## [Problem set]
- a) Please reproduce a section of the blog post about nephew David's visit word for word, beginning at the words "My wife started" and stopping after "C-R-A-Z-Y ! !".
- b) In the blog post about nephew David's visit, why does the writer take time off to show David around?

## [Excerpt]

___

Tuesday, September 4, 2007

My Nephew David

My nephew David came up for a visit last week. He's my wife's older brother's oldest kid. He's 21 or so and he's going to university. He was up for 3 days after he finished his summer job and before he starts school again. He's a very nice kid, I suppose he's actually a man but to me he's a kid. He's quiet and polite. He's very bright and has an interesting sense of humour.

My wife started back to work teaching so I took some time off to show him around. I didn't mind 'cause he's a nice kid. But he would drive me C-R-A-Z-Y ! !

I would ask him "Do you want to go to the musem or ride the train ?"

He'd say "Yeah, that'd be ok I guess."

I'd say "No, no, no you have to choose one: musem or train ?"

He'd say "Yeah, whatever."

I'd say "Musem ?"

He'd say "Sure, I guess."

I'd say "Train ?"

He'd say "Uh, yeah ok."

It just drove me crazy. So I finally got an answer out of him. He wanted to go on the train. It was like this for everything. Although by the end of the visit I got him trained up so good and proper so he'd answer me directly.

So we're riding on the train. Dave's sitting on the inside by the window so he can get a better view. I'm sitting beside him. You can walk to the back or front of the rail car and stand on the little platform to get a better view or take a better picture than from inside the car. We're riding along.

Dave says to me "That's a nice view."

I look out the window and and sez "Yep."

He starts looking at me so I look at him and sez "What?"

He says "Well ?"

I says "Well what?"

___

## [Source material]
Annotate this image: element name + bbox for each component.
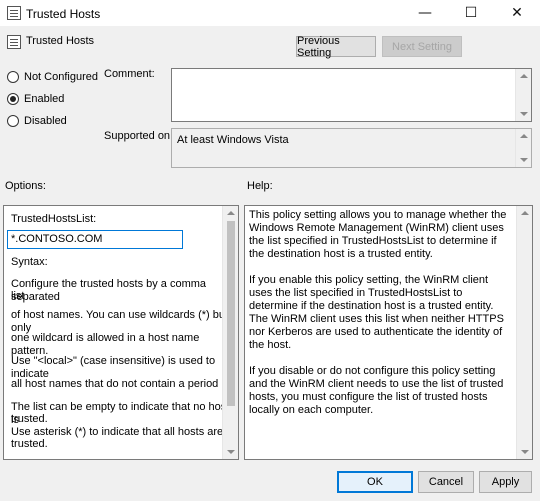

___

## [Outputs for the tasks]
- a)
My wife started back to work teaching so I took some time off to show him around. I didn't mind 'cause he's a nice kid. But he would drive me C-R-A-Z-Y ! !

- b) The writer's wife had started back to work teaching, so the writer took the time off to show David around. The writer didn't mind because David is a nice kid.